Problem to work on ▸ Please transcribe the records precisely; pictures stay out of your copy.

[Records excerpted from a collection]
◆ ◆ ◆ ◆ ◆
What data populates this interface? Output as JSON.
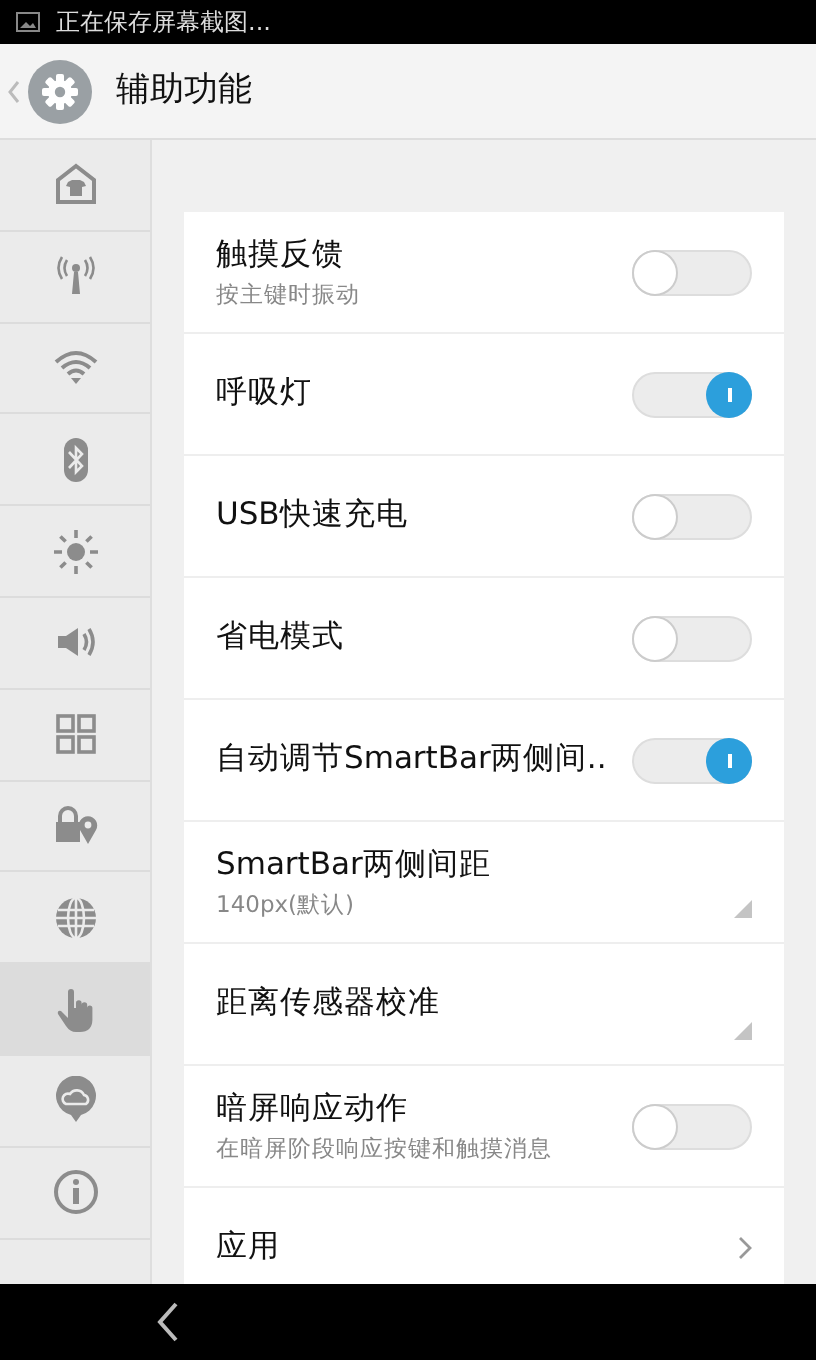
{
  "status_bar": {
    "notification": "正在保存屏幕截图..."
  },
  "header": {
    "title": "辅助功能"
  },
  "sidebar": {
    "items": [
      {
        "selected": false
      },
      {
        "selected": false
      },
      {
        "selected": false
      },
      {
        "selected": false
      },
      {
        "selected": false
      },
      {
        "selected": false
      },
      {
        "selected": false
      },
      {
        "selected": false
      },
      {
        "selected": false
      },
      {
        "selected": true
      },
      {
        "selected": false
      },
      {
        "selected": false
      }
    ]
  },
  "settings": [
    {
      "kind": "toggle",
      "title": "触摸反馈",
      "subtitle": "按主键时振动",
      "on": false
    },
    {
      "kind": "toggle",
      "title": "呼吸灯",
      "on": true
    },
    {
      "kind": "toggle",
      "title": "USB快速充电",
      "on": false
    },
    {
      "kind": "toggle",
      "title": "省电模式",
      "on": false
    },
    {
      "kind": "toggle",
      "title": "自动调节SmartBar两侧间..",
      "on": true
    },
    {
      "kind": "dropdown",
      "title": "SmartBar两侧间距",
      "subtitle": "140px(默认)"
    },
    {
      "kind": "dropdown",
      "title": "距离传感器校准"
    },
    {
      "kind": "toggle",
      "title": "暗屏响应动作",
      "subtitle": "在暗屏阶段响应按键和触摸消息",
      "on": false
    },
    {
      "kind": "link",
      "title": "应用"
    }
  ]
}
◆ ◆ ◆ ◆ ◆
Reply ▸
What data populates this interface? Output as JSON.
{
  "status_bar": {
    "notification": "正在保存屏幕截图..."
  },
  "header": {
    "title": "辅助功能"
  },
  "sidebar": {
    "items": [
      {
        "selected": false
      },
      {
        "selected": false
      },
      {
        "selected": false
      },
      {
        "selected": false
      },
      {
        "selected": false
      },
      {
        "selected": false
      },
      {
        "selected": false
      },
      {
        "selected": false
      },
      {
        "selected": false
      },
      {
        "selected": true
      },
      {
        "selected": false
      },
      {
        "selected": false
      }
    ]
  },
  "settings": [
    {
      "kind": "toggle",
      "title": "触摸反馈",
      "subtitle": "按主键时振动",
      "on": false
    },
    {
      "kind": "toggle",
      "title": "呼吸灯",
      "on": true
    },
    {
      "kind": "toggle",
      "title": "USB快速充电",
      "on": false
    },
    {
      "kind": "toggle",
      "title": "省电模式",
      "on": false
    },
    {
      "kind": "toggle",
      "title": "自动调节SmartBar两侧间..",
      "on": true
    },
    {
      "kind": "dropdown",
      "title": "SmartBar两侧间距",
      "subtitle": "140px(默认)"
    },
    {
      "kind": "dropdown",
      "title": "距离传感器校准"
    },
    {
      "kind": "toggle",
      "title": "暗屏响应动作",
      "subtitle": "在暗屏阶段响应按键和触摸消息",
      "on": false
    },
    {
      "kind": "link",
      "title": "应用"
    }
  ]
}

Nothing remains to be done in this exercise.